Information supplied:
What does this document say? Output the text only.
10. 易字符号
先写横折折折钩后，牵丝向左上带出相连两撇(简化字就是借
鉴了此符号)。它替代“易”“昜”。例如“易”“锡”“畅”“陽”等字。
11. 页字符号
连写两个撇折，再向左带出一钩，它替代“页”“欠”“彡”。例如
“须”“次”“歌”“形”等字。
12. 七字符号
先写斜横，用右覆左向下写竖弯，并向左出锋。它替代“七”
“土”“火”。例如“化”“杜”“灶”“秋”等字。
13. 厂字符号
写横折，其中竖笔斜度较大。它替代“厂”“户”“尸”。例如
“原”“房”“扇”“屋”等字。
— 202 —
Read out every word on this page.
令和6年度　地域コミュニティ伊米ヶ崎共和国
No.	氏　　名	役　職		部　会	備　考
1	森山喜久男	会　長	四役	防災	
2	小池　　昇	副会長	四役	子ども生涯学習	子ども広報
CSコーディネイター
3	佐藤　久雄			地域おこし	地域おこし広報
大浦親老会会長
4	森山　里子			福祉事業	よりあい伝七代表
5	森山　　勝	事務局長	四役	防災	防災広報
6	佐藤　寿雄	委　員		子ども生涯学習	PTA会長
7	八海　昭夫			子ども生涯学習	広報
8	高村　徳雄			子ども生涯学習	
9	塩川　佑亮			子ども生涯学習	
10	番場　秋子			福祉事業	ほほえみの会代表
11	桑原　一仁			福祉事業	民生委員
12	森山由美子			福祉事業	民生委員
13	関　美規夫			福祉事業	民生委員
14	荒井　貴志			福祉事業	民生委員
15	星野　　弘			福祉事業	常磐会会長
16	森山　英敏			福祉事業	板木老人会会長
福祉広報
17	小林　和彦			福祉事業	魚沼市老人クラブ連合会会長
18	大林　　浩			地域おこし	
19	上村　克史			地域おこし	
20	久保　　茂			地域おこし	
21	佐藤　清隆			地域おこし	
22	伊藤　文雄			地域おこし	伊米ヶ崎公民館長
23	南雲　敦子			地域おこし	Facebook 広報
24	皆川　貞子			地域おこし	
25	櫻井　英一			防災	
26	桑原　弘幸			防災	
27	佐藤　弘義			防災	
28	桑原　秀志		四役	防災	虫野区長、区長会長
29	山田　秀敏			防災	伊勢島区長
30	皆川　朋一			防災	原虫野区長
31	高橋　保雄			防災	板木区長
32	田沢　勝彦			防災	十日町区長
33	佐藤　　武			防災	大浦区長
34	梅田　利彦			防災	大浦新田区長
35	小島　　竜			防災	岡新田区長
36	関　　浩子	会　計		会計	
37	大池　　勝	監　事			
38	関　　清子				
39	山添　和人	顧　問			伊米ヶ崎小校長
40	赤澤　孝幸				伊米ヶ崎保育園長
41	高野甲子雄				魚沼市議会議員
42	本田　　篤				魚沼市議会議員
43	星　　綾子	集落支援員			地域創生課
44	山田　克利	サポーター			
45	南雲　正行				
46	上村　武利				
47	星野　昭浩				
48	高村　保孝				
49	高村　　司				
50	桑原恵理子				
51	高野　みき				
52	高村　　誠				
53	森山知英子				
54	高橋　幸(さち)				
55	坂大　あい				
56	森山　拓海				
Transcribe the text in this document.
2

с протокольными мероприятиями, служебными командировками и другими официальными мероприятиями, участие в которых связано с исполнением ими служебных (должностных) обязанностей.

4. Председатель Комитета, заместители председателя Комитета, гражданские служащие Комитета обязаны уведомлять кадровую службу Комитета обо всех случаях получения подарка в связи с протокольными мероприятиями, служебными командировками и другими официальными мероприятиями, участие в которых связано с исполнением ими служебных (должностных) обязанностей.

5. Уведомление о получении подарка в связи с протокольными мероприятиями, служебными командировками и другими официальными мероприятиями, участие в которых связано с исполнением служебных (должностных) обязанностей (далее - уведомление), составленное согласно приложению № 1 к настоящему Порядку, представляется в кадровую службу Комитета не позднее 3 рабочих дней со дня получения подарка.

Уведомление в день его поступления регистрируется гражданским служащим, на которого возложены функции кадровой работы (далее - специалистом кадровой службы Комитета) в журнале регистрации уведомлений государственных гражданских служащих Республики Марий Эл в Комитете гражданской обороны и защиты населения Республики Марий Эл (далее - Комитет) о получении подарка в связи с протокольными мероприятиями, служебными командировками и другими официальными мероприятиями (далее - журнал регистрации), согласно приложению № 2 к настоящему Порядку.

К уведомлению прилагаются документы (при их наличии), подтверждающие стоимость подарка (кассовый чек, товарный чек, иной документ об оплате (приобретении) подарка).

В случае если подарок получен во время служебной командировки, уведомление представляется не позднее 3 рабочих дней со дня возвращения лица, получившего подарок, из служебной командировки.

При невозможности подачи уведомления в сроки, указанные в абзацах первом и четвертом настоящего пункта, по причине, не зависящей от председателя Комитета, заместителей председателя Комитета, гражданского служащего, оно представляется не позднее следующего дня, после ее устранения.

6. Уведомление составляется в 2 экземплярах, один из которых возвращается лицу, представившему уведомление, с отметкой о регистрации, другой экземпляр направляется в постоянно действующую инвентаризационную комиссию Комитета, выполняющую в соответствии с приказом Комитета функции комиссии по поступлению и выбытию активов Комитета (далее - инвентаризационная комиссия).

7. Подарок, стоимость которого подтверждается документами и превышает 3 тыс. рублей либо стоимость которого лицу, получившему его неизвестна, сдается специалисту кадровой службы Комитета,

Your objective: Go through the records and copy each line with "福祉事業" in it.

Expected answer:
4	森山　里子			福祉事業	よりあい伝七代表
10	番場　秋子			福祉事業	ほほえみの会代表
11	桑原　一仁			福祉事業	民生委員
12	森山由美子			福祉事業	民生委員
13	関　美規夫			福祉事業	民生委員
14	荒井　貴志			福祉事業	民生委員
15	星野　　弘			福祉事業	常磐会会長
16	森山　英敏			福祉事業	板木老人会会長
17	小林　和彦			福祉事業	魚沼市老人クラブ連合会会長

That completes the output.